▶ **PROBLEM TO SOLVE**
Transcribe all the records exactly and omit any images they hold.

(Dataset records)

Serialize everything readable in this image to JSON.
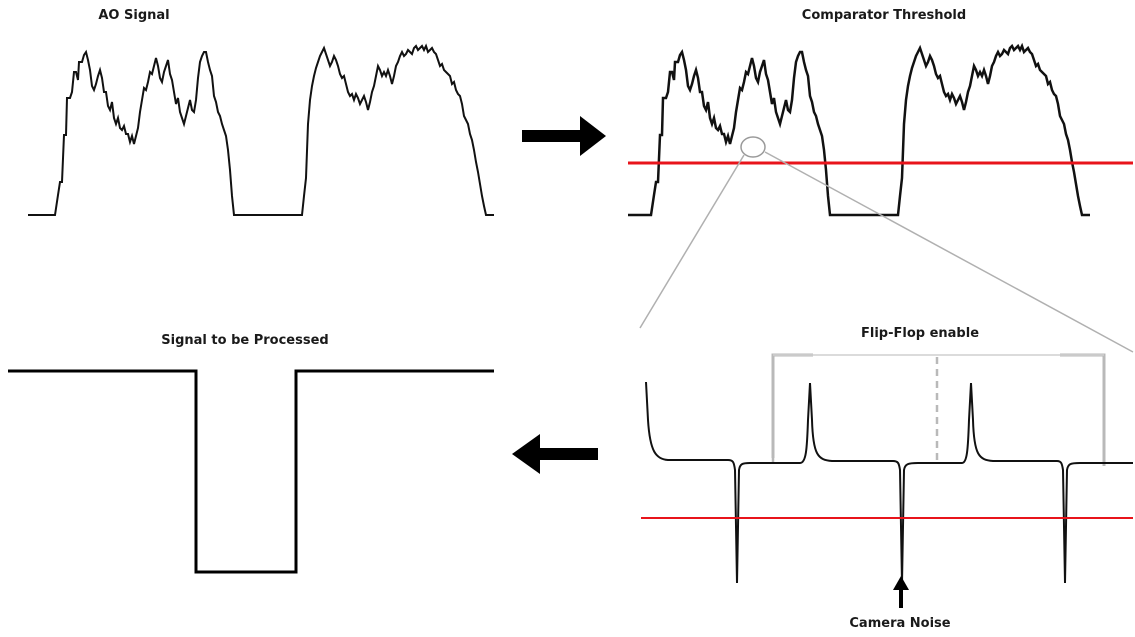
{
  "labels": {
    "ao_signal": "AO Signal",
    "comparator_threshold": "Comparator Threshold",
    "signal_to_be_processed": "Signal to be Processed",
    "flip_flop_enable": "Flip-Flop enable",
    "camera_noise": "Camera Noise"
  },
  "colors": {
    "threshold_line": "#e8141b",
    "signal_line": "#111111",
    "enable_bracket": "#bbbbbb",
    "zoom_lines": "#aaaaaa"
  },
  "icons": [
    "arrow-right-icon",
    "arrow-left-icon",
    "arrow-up-icon"
  ]
}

▶ **THE COMPLETED TASK**
Serialize everything readable in this image to JSON.
{
  "labels": {
    "ao_signal": "AO Signal",
    "comparator_threshold": "Comparator Threshold",
    "signal_to_be_processed": "Signal to be Processed",
    "flip_flop_enable": "Flip-Flop enable",
    "camera_noise": "Camera Noise"
  },
  "colors": {
    "threshold_line": "#e8141b",
    "signal_line": "#111111",
    "enable_bracket": "#bbbbbb",
    "zoom_lines": "#aaaaaa"
  },
  "icons": [
    "arrow-right-icon",
    "arrow-left-icon",
    "arrow-up-icon"
  ]
}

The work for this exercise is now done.